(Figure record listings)
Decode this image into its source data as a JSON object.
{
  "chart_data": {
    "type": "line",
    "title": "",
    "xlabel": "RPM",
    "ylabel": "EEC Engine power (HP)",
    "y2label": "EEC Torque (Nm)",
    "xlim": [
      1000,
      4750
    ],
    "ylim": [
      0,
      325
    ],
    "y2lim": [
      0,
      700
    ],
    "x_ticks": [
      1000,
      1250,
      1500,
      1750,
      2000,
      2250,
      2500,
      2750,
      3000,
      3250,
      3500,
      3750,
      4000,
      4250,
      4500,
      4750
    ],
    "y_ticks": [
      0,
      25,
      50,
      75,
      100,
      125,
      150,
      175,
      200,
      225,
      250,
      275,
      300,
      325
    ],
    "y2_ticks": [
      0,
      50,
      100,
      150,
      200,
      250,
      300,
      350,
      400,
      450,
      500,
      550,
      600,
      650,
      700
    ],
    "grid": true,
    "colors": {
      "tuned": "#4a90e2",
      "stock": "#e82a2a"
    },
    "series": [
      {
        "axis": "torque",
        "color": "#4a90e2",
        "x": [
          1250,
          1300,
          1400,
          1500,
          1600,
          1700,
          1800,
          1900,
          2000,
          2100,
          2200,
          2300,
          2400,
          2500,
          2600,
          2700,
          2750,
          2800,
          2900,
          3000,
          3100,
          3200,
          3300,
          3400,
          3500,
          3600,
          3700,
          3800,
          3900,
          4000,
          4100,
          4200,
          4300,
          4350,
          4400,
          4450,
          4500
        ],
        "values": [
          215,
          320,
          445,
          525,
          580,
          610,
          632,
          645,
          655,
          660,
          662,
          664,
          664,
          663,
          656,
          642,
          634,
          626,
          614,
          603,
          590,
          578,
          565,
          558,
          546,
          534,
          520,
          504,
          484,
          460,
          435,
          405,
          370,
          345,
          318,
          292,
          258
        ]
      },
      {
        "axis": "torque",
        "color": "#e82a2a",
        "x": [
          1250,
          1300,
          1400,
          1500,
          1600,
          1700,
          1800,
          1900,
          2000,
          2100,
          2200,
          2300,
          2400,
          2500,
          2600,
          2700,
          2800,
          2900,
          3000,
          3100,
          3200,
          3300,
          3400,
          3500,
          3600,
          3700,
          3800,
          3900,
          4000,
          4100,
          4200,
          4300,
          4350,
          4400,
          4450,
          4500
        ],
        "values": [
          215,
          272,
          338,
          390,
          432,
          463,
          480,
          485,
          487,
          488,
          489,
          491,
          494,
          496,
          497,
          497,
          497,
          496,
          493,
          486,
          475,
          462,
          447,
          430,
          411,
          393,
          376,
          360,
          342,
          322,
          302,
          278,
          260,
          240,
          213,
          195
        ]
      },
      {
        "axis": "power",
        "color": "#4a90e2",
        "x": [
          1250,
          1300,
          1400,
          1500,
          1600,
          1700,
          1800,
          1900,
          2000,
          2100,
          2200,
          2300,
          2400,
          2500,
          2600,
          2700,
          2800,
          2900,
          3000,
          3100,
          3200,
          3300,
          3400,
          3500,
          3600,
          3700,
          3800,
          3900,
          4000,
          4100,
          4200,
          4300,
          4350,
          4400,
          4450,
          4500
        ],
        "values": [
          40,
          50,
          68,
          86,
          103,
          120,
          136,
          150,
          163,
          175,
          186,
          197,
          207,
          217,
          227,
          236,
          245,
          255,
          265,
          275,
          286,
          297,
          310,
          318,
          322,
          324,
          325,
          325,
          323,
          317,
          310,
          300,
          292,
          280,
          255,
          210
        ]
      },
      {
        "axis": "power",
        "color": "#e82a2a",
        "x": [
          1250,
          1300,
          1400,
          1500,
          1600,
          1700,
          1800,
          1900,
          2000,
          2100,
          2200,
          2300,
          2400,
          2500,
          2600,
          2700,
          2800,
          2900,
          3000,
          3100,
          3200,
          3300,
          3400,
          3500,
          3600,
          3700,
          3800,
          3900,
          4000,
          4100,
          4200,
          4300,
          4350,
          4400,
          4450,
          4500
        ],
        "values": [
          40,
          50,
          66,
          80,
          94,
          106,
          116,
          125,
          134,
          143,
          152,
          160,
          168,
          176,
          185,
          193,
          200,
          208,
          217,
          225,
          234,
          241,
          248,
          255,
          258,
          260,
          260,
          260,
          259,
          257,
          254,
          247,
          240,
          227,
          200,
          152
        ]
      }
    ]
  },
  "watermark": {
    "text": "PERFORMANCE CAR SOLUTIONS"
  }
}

◆ Short exercise
Write out the entries above once more, without altering anything.

◆ Complete output
Decode this image into its source data as a JSON object.
{
  "chart_data": {
    "type": "line",
    "title": "",
    "xlabel": "RPM",
    "ylabel": "EEC Engine power (HP)",
    "y2label": "EEC Torque (Nm)",
    "xlim": [
      1000,
      4750
    ],
    "ylim": [
      0,
      325
    ],
    "y2lim": [
      0,
      700
    ],
    "x_ticks": [
      1000,
      1250,
      1500,
      1750,
      2000,
      2250,
      2500,
      2750,
      3000,
      3250,
      3500,
      3750,
      4000,
      4250,
      4500,
      4750
    ],
    "y_ticks": [
      0,
      25,
      50,
      75,
      100,
      125,
      150,
      175,
      200,
      225,
      250,
      275,
      300,
      325
    ],
    "y2_ticks": [
      0,
      50,
      100,
      150,
      200,
      250,
      300,
      350,
      400,
      450,
      500,
      550,
      600,
      650,
      700
    ],
    "grid": true,
    "colors": {
      "tuned": "#4a90e2",
      "stock": "#e82a2a"
    },
    "series": [
      {
        "axis": "torque",
        "color": "#4a90e2",
        "x": [
          1250,
          1300,
          1400,
          1500,
          1600,
          1700,
          1800,
          1900,
          2000,
          2100,
          2200,
          2300,
          2400,
          2500,
          2600,
          2700,
          2750,
          2800,
          2900,
          3000,
          3100,
          3200,
          3300,
          3400,
          3500,
          3600,
          3700,
          3800,
          3900,
          4000,
          4100,
          4200,
          4300,
          4350,
          4400,
          4450,
          4500
        ],
        "values": [
          215,
          320,
          445,
          525,
          580,
          610,
          632,
          645,
          655,
          660,
          662,
          664,
          664,
          663,
          656,
          642,
          634,
          626,
          614,
          603,
          590,
          578,
          565,
          558,
          546,
          534,
          520,
          504,
          484,
          460,
          435,
          405,
          370,
          345,
          318,
          292,
          258
        ]
      },
      {
        "axis": "torque",
        "color": "#e82a2a",
        "x": [
          1250,
          1300,
          1400,
          1500,
          1600,
          1700,
          1800,
          1900,
          2000,
          2100,
          2200,
          2300,
          2400,
          2500,
          2600,
          2700,
          2800,
          2900,
          3000,
          3100,
          3200,
          3300,
          3400,
          3500,
          3600,
          3700,
          3800,
          3900,
          4000,
          4100,
          4200,
          4300,
          4350,
          4400,
          4450,
          4500
        ],
        "values": [
          215,
          272,
          338,
          390,
          432,
          463,
          480,
          485,
          487,
          488,
          489,
          491,
          494,
          496,
          497,
          497,
          497,
          496,
          493,
          486,
          475,
          462,
          447,
          430,
          411,
          393,
          376,
          360,
          342,
          322,
          302,
          278,
          260,
          240,
          213,
          195
        ]
      },
      {
        "axis": "power",
        "color": "#4a90e2",
        "x": [
          1250,
          1300,
          1400,
          1500,
          1600,
          1700,
          1800,
          1900,
          2000,
          2100,
          2200,
          2300,
          2400,
          2500,
          2600,
          2700,
          2800,
          2900,
          3000,
          3100,
          3200,
          3300,
          3400,
          3500,
          3600,
          3700,
          3800,
          3900,
          4000,
          4100,
          4200,
          4300,
          4350,
          4400,
          4450,
          4500
        ],
        "values": [
          40,
          50,
          68,
          86,
          103,
          120,
          136,
          150,
          163,
          175,
          186,
          197,
          207,
          217,
          227,
          236,
          245,
          255,
          265,
          275,
          286,
          297,
          310,
          318,
          322,
          324,
          325,
          325,
          323,
          317,
          310,
          300,
          292,
          280,
          255,
          210
        ]
      },
      {
        "axis": "power",
        "color": "#e82a2a",
        "x": [
          1250,
          1300,
          1400,
          1500,
          1600,
          1700,
          1800,
          1900,
          2000,
          2100,
          2200,
          2300,
          2400,
          2500,
          2600,
          2700,
          2800,
          2900,
          3000,
          3100,
          3200,
          3300,
          3400,
          3500,
          3600,
          3700,
          3800,
          3900,
          4000,
          4100,
          4200,
          4300,
          4350,
          4400,
          4450,
          4500
        ],
        "values": [
          40,
          50,
          66,
          80,
          94,
          106,
          116,
          125,
          134,
          143,
          152,
          160,
          168,
          176,
          185,
          193,
          200,
          208,
          217,
          225,
          234,
          241,
          248,
          255,
          258,
          260,
          260,
          260,
          259,
          257,
          254,
          247,
          240,
          227,
          200,
          152
        ]
      }
    ]
  },
  "watermark": {
    "text": "PERFORMANCE CAR SOLUTIONS"
  }
}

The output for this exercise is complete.